> **Problem requirements**
Locate every line that holds the string "ongizate" and copy it.

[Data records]
□ □ □ □ □

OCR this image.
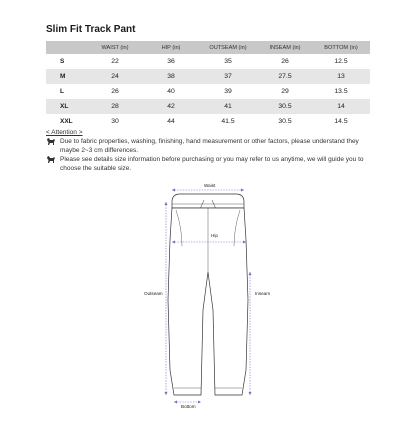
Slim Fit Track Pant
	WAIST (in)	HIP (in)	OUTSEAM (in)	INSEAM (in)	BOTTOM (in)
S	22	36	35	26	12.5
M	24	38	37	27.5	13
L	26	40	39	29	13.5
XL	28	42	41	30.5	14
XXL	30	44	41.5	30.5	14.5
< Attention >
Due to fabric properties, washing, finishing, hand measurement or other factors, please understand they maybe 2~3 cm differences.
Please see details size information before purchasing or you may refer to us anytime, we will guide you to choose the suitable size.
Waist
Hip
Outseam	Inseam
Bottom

□ □ □ □ □

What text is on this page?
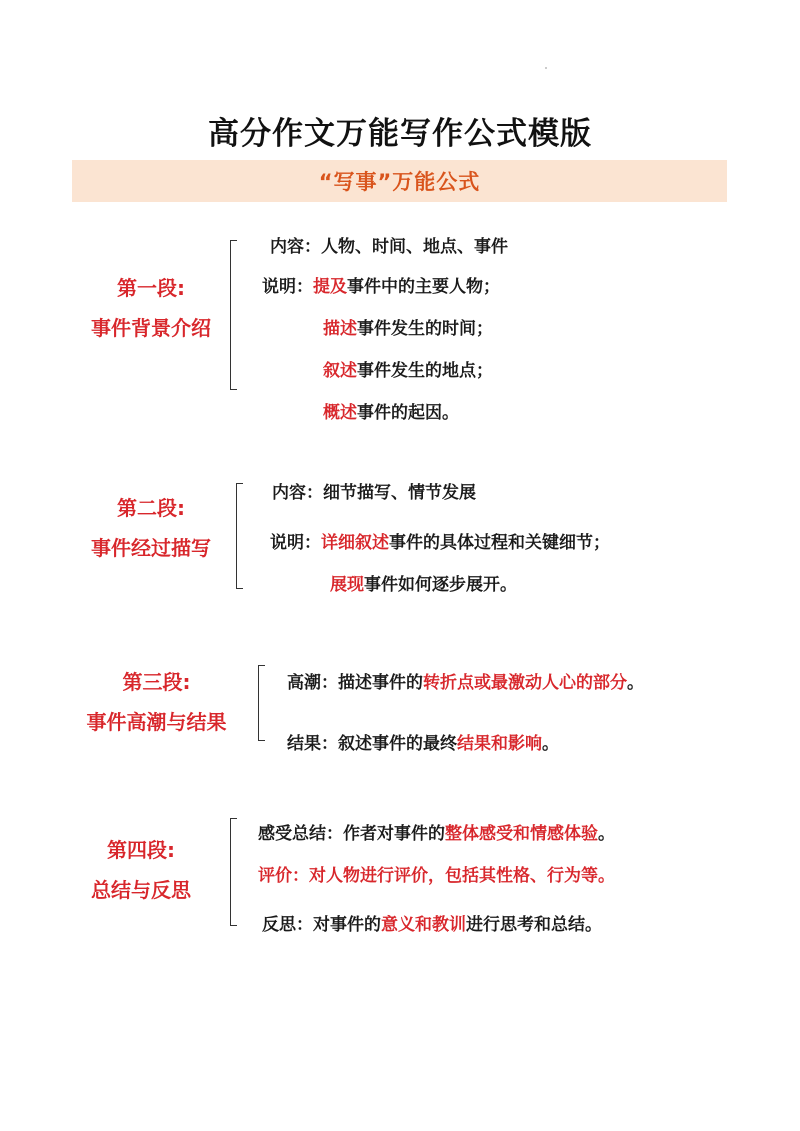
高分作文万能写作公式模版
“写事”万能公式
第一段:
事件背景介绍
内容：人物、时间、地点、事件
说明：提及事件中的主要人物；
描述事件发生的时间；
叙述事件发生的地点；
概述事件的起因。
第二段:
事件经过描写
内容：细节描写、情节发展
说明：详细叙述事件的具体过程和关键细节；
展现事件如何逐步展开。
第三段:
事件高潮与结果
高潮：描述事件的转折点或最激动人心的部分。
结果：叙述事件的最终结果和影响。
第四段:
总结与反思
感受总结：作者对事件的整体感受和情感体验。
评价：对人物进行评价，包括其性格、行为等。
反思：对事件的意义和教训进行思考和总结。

□ □ □ □ □

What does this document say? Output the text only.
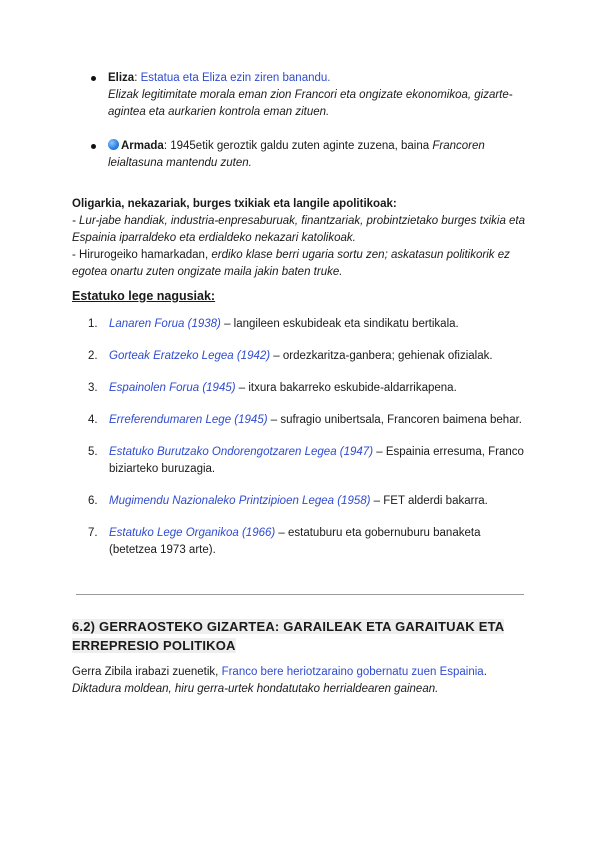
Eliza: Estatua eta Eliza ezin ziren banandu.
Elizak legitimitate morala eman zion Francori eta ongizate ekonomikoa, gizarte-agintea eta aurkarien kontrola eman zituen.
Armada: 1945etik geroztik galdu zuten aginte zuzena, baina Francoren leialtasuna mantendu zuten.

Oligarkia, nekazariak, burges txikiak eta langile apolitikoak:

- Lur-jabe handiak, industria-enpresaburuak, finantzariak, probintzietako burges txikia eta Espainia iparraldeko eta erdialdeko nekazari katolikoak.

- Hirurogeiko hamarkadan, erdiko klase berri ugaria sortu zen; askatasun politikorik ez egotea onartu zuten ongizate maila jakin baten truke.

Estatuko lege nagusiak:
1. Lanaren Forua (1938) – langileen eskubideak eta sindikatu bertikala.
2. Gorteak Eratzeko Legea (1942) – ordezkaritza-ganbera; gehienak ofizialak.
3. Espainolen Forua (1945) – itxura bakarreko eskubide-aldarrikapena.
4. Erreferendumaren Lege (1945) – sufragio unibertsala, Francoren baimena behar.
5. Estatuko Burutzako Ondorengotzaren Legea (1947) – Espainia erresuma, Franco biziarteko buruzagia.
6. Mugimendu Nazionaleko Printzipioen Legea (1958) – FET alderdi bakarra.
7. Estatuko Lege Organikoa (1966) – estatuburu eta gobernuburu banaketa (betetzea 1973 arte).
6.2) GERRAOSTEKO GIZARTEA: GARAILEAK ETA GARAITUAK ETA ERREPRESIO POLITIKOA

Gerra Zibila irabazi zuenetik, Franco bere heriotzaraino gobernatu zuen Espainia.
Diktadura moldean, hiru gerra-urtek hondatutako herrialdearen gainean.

□ □ □ □ □

> **The result**
Elizak legitimitate morala eman zion Francori eta ongizate ekonomikoa, gizarte-agintea eta aurkarien kontrola eman zituen.
- Hirurogeiko hamarkadan, erdiko klase berri ugaria sortu zen; askatasun politikorik ez egotea onartu zuten ongizate maila jakin baten truke.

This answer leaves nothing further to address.